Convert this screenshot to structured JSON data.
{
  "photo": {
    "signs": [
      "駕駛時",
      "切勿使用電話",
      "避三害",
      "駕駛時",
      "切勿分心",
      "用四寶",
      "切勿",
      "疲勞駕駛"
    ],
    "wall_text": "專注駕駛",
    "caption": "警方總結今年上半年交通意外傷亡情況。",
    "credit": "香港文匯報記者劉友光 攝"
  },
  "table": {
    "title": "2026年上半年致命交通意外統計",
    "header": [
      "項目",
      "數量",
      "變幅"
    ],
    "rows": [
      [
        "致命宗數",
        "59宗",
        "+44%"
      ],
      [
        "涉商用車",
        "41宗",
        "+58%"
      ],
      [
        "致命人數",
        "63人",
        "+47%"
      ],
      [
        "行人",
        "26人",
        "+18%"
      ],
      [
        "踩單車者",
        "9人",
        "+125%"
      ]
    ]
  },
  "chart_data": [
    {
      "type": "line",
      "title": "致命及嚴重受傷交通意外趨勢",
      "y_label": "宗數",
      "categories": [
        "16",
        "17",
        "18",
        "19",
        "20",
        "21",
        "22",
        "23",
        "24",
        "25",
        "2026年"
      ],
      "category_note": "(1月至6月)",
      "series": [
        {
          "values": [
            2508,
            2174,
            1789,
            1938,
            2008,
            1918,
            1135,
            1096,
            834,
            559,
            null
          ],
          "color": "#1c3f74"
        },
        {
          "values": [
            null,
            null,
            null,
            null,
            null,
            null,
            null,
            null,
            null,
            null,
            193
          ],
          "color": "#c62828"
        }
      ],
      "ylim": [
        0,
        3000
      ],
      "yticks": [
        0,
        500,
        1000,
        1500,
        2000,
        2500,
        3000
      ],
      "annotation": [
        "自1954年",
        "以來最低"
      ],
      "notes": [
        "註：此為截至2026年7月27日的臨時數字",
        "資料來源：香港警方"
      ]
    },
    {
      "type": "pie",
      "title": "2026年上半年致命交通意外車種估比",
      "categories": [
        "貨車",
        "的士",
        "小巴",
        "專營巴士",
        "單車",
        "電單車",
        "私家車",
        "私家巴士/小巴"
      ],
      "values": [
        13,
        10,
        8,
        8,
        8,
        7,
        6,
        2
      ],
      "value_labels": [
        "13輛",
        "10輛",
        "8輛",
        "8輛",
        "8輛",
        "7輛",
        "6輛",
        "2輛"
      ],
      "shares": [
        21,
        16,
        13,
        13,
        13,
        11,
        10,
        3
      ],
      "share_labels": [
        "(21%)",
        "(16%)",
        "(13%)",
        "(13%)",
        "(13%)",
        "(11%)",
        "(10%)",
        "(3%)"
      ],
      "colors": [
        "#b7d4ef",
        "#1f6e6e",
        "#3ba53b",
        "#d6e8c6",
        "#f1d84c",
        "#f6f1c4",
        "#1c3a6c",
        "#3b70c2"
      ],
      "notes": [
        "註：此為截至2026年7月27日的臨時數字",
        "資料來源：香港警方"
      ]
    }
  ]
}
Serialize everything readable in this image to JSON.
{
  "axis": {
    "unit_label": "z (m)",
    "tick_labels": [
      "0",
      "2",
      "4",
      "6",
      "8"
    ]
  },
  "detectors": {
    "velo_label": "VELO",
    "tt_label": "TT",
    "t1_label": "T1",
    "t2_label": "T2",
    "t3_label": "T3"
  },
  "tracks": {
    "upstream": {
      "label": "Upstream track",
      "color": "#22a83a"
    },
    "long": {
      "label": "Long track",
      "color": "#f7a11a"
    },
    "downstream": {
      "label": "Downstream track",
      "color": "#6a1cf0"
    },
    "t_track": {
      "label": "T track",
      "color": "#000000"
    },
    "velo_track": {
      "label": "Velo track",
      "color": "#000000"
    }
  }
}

◆ Objective
Gather up the lines that contain the word "this".

◆ Result
Convert this screenshot to structured JSON data.
Serialize everything readable in this image to JSON.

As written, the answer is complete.